#### [Given exercise]
Gather the lines from the material that contain "into".

#### [Records]
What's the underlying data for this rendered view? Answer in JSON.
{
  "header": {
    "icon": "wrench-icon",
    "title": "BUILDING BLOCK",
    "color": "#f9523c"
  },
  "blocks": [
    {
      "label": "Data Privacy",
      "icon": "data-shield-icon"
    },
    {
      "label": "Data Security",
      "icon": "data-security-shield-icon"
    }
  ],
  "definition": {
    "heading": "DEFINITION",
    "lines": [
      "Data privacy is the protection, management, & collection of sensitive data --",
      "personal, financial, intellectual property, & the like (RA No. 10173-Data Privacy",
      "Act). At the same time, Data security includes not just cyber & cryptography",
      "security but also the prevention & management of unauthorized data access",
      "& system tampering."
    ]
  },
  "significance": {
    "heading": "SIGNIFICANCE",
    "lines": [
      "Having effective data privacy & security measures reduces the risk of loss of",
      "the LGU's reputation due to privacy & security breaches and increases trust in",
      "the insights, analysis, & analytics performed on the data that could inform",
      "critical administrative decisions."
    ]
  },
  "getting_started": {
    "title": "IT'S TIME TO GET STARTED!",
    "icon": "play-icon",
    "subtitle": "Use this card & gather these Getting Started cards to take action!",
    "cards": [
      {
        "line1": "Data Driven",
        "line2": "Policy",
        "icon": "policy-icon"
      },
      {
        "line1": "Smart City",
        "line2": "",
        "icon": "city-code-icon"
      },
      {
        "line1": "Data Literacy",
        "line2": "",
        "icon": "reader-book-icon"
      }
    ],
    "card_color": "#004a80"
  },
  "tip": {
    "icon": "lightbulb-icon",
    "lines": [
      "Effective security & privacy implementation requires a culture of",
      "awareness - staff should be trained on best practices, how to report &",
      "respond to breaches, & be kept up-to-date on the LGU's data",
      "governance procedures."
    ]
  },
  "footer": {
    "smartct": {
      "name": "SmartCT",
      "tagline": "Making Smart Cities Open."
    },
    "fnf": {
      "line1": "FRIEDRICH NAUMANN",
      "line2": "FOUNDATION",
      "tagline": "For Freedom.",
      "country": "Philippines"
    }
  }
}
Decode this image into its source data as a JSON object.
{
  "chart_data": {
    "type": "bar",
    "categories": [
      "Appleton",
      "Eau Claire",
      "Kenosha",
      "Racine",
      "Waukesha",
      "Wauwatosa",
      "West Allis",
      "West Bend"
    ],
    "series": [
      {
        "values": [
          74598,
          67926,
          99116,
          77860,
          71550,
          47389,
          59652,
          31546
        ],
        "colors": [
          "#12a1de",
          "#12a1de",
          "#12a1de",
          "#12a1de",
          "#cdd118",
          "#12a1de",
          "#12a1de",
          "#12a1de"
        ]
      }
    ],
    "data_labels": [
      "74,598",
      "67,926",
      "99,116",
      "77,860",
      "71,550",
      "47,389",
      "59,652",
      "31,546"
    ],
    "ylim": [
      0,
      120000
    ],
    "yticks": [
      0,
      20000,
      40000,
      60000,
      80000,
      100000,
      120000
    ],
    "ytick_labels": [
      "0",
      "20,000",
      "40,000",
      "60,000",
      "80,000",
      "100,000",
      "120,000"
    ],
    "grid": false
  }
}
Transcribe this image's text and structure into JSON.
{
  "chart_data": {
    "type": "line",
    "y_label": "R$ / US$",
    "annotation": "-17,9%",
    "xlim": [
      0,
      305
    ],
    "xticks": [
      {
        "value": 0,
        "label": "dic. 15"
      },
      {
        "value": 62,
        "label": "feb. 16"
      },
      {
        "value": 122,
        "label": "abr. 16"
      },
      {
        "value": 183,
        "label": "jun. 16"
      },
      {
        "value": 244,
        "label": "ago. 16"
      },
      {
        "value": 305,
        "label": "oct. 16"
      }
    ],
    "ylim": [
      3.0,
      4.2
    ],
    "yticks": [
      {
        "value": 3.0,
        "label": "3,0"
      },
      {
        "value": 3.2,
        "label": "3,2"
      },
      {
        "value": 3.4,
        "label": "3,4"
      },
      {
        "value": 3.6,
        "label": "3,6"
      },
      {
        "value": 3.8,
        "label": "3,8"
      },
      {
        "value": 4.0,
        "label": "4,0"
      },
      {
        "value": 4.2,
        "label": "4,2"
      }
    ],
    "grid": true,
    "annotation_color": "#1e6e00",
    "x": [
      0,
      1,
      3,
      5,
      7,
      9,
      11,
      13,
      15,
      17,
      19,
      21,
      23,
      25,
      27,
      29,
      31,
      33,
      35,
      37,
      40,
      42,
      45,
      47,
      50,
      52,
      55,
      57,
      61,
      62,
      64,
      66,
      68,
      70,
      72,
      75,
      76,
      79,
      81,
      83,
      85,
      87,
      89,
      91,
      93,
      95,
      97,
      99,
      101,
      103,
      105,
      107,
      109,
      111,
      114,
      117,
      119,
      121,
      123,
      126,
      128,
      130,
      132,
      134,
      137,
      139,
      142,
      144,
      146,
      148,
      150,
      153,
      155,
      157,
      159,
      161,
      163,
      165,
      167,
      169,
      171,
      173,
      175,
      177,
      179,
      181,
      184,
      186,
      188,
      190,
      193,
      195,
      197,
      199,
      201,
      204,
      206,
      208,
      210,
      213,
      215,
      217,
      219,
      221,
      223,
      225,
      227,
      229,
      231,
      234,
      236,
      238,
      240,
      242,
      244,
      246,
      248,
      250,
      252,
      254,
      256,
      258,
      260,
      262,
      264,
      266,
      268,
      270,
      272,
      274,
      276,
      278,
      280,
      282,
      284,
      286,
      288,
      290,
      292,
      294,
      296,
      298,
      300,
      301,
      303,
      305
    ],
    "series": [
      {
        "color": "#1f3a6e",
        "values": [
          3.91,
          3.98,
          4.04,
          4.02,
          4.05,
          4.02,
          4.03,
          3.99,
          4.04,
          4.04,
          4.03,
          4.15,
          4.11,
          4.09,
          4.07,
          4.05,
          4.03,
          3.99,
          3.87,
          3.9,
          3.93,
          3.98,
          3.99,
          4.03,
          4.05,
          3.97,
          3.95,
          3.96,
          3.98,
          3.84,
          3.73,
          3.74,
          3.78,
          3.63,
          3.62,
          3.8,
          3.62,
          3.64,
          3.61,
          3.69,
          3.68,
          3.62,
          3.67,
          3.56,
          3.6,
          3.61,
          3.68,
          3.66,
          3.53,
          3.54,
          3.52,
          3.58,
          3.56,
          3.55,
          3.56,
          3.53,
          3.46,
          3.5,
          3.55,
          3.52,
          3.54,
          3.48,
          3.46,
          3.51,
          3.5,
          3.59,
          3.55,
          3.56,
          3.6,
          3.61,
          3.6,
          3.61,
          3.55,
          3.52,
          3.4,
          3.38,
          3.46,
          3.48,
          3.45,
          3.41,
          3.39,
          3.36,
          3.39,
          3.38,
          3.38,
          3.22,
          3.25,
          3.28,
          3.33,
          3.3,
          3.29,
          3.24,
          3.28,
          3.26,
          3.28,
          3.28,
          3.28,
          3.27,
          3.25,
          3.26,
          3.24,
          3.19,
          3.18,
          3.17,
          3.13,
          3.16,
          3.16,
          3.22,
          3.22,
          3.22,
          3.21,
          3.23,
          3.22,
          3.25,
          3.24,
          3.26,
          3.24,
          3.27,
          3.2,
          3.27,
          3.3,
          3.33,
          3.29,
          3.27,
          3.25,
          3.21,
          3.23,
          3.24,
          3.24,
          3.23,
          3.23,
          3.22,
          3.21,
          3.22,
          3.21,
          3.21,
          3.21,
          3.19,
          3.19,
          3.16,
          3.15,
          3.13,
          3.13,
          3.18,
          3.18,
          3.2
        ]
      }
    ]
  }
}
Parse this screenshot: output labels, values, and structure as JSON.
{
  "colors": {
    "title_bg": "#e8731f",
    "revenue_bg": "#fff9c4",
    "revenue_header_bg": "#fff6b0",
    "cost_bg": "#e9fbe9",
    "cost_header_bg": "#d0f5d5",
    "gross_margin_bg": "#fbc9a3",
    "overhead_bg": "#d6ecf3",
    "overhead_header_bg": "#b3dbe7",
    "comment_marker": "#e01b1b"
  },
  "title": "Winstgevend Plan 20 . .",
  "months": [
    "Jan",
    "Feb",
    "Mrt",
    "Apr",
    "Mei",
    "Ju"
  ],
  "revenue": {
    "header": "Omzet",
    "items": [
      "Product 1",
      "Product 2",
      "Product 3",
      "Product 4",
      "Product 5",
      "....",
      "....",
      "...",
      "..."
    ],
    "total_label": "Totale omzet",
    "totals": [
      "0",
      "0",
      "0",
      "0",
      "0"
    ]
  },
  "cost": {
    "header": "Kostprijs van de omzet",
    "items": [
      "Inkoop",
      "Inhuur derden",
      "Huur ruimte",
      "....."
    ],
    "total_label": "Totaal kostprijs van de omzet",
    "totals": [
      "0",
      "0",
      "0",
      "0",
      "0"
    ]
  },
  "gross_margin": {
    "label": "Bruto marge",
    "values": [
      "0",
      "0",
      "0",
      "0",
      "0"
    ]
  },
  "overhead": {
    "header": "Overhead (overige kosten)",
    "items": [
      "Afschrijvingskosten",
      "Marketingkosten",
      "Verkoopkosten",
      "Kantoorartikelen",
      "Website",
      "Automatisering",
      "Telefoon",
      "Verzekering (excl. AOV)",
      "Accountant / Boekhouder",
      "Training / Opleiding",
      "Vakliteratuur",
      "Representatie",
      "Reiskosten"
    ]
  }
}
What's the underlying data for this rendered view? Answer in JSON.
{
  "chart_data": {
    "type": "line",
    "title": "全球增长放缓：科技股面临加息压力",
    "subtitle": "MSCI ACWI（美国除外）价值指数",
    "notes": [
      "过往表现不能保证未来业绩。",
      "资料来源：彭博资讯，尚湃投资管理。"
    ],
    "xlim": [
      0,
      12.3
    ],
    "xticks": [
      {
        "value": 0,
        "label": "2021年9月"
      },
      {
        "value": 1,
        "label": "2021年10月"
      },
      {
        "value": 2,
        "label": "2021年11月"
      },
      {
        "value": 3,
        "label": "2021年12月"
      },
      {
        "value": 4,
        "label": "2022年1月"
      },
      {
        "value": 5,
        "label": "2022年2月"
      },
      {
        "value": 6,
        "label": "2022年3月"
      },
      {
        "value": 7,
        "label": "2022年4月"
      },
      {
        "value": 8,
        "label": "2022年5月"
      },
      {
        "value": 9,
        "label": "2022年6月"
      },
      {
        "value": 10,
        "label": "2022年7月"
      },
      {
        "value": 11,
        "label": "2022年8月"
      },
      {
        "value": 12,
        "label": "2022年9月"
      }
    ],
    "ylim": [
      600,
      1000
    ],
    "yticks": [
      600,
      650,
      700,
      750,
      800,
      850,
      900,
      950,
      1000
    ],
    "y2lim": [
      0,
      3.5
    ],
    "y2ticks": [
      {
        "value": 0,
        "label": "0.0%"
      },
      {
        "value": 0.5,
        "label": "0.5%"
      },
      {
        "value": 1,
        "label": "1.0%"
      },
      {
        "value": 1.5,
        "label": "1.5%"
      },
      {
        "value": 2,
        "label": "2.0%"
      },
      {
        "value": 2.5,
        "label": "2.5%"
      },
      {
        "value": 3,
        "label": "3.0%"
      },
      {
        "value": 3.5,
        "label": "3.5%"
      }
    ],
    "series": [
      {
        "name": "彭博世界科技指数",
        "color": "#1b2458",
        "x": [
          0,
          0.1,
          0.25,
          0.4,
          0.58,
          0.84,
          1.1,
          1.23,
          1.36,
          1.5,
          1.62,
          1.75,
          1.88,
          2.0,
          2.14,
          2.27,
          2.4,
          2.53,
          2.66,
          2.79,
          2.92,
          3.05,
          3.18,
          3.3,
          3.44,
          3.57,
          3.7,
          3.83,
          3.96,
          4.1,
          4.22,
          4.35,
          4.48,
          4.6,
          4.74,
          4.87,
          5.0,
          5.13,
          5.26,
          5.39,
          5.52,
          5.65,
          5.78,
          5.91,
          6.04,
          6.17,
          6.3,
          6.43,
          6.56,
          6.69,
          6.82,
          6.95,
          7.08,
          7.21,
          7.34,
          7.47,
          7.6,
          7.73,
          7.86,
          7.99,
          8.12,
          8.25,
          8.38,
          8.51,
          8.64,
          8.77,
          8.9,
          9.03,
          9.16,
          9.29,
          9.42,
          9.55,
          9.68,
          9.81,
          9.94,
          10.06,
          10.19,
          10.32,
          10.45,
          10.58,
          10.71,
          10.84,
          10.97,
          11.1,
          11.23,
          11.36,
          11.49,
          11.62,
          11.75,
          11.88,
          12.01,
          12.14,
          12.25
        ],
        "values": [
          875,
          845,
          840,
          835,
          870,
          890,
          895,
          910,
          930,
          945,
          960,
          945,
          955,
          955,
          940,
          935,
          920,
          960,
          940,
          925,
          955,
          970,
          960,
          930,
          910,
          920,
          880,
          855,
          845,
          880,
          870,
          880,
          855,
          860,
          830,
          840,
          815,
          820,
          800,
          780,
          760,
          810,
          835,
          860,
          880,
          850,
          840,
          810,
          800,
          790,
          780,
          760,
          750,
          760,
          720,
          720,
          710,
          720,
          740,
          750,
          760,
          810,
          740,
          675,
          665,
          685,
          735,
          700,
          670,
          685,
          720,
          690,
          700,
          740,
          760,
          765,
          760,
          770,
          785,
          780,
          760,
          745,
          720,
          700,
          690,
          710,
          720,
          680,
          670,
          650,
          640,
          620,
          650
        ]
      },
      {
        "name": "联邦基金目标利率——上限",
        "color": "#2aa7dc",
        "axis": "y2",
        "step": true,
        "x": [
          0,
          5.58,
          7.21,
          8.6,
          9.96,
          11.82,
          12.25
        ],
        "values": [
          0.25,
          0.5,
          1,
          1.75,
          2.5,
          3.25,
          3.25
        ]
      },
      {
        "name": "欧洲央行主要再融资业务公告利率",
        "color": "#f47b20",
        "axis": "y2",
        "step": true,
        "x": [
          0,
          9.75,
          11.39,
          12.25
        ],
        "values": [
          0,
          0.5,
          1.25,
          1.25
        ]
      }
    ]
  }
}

#### [Exercise response]
Decode this image into its source data as a JSON object.
Transcribe this image's text and structure into JSON.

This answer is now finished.